- Input for this task
----

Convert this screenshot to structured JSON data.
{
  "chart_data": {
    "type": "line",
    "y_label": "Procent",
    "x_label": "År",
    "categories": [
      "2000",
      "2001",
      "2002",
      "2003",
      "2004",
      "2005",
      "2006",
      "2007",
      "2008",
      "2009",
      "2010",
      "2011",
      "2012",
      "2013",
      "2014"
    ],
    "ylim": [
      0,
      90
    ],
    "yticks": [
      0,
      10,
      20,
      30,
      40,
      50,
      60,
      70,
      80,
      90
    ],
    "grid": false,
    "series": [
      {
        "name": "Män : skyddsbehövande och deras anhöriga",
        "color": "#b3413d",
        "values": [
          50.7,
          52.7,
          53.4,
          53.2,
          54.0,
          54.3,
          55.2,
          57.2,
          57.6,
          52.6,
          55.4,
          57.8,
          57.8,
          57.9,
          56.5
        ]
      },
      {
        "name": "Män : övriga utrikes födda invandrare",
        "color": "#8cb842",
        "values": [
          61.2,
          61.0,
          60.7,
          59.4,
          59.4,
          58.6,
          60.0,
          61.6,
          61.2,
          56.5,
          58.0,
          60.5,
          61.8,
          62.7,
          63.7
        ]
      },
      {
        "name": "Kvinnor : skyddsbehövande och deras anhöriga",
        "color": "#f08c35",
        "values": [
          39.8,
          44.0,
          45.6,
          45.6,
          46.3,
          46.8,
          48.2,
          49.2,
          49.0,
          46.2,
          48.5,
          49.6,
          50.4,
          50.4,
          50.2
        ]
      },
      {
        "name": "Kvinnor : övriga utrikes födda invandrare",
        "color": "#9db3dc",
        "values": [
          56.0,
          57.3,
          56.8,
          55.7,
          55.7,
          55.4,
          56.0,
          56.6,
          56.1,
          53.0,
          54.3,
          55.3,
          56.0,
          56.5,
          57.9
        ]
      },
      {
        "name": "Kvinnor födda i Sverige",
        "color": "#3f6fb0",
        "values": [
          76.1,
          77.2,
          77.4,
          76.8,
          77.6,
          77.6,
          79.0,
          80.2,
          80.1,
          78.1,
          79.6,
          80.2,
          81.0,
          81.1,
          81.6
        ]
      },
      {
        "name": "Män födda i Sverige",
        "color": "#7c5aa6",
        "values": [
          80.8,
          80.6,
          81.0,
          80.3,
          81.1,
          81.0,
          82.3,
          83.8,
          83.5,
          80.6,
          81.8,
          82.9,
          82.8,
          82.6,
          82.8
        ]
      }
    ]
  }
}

----

- Exercise description
Each line in the listing above that contains "skyddsbehövande" should be copied.

- Task answer
        "name": "Män : skyddsbehövande och deras anhöriga",
        "name": "Kvinnor : skyddsbehövande och deras anhöriga",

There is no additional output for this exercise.